## What the task requires
Write out the listing below again, switching "elements" to "items" wherever it appears and keeping everything else the same. Leave out the pictures.

## Data

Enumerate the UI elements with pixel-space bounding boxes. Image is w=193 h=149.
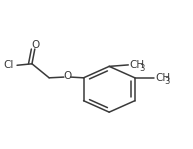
- Text: CH: CH: [129, 60, 144, 70]
- Text: CH: CH: [155, 73, 170, 83]
- Text: O: O: [63, 71, 71, 81]
- Text: 3: 3: [139, 64, 144, 73]
- Text: O: O: [32, 40, 40, 50]
- Text: Cl: Cl: [3, 60, 14, 70]
- Text: 3: 3: [164, 77, 170, 86]
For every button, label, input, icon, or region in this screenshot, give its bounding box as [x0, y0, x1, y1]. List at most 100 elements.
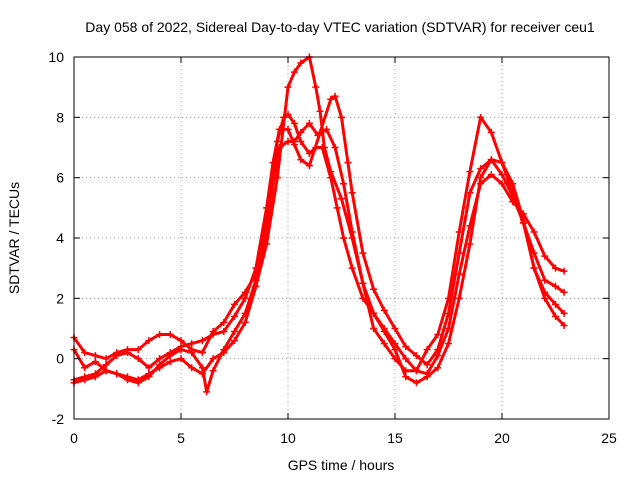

## The solution
Enumerate the UI items with pixel-space bounding boxes. Image is w=193 h=149.
- Text: CH: CH: [129, 60, 144, 70]
- Text: CH: CH: [155, 73, 170, 83]
- Text: O: O: [63, 71, 71, 81]
- Text: 3: 3: [139, 64, 144, 73]
- Text: O: O: [32, 40, 40, 50]
- Text: Cl: Cl: [3, 60, 14, 70]
- Text: 3: 3: [164, 77, 170, 86]
For every button, label, input, icon, or region in this screenshot, give its bounding box as [x0, y0, x1, y1]. List at most 100 items.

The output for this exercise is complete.